> _WHAT IS EXPECTED_
It is required that all of the data be written out exactly.

(Entries taken from a collection)
┏━━

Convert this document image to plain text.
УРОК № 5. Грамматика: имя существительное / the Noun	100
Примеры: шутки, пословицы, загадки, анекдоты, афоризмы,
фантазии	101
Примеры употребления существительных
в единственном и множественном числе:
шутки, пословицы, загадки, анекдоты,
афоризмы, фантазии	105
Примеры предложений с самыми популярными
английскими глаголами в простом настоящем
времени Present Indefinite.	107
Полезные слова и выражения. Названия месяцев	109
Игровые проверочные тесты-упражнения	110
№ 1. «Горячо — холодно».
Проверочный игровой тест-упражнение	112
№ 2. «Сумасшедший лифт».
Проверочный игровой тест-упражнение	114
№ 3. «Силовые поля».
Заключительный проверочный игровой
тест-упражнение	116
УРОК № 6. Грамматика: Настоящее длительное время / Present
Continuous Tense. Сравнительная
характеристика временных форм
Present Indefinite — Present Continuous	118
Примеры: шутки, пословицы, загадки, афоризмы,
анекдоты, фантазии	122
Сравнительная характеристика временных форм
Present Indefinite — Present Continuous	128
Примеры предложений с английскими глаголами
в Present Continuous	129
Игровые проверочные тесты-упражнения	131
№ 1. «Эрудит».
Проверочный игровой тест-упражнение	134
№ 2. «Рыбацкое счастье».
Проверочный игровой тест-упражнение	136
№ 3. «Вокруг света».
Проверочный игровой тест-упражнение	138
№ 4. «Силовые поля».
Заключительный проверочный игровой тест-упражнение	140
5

┗━━

> _PROBLEM SOLUTION_
Convert this document image to plain text.
УРОК № 5. Грамматика: имя существительное / the Noun	100
Примеры: шутки, пословицы, загадки, анекдоты, афоризмы,
фантазии	101
Примеры употребления существительных
в единственном и множественном числе:
шутки, пословицы, загадки, анекдоты,
афоризмы, фантазии	105
Примеры предложений с самыми популярными
английскими глаголами в простом настоящем
времени Present Indefinite.	107
Полезные слова и выражения. Названия месяцев	109
Игровые проверочные тесты-упражнения	110
№ 1. «Горячо — холодно».
Проверочный игровой тест-упражнение	112
№ 2. «Сумасшедший лифт».
Проверочный игровой тест-упражнение	114
№ 3. «Силовые поля».
Заключительный проверочный игровой
тест-упражнение	116
УРОК № 6. Грамматика: Настоящее длительное время / Present
Continuous Tense. Сравнительная
характеристика временных форм
Present Indefinite — Present Continuous	118
Примеры: шутки, пословицы, загадки, афоризмы,
анекдоты, фантазии	122
Сравнительная характеристика временных форм
Present Indefinite — Present Continuous	128
Примеры предложений с английскими глаголами
в Present Continuous	129
Игровые проверочные тесты-упражнения	131
№ 1. «Эрудит».
Проверочный игровой тест-упражнение	134
№ 2. «Рыбацкое счастье».
Проверочный игровой тест-упражнение	136
№ 3. «Вокруг света».
Проверочный игровой тест-упражнение	138
№ 4. «Силовые поля».
Заключительный проверочный игровой тест-упражнение	140
5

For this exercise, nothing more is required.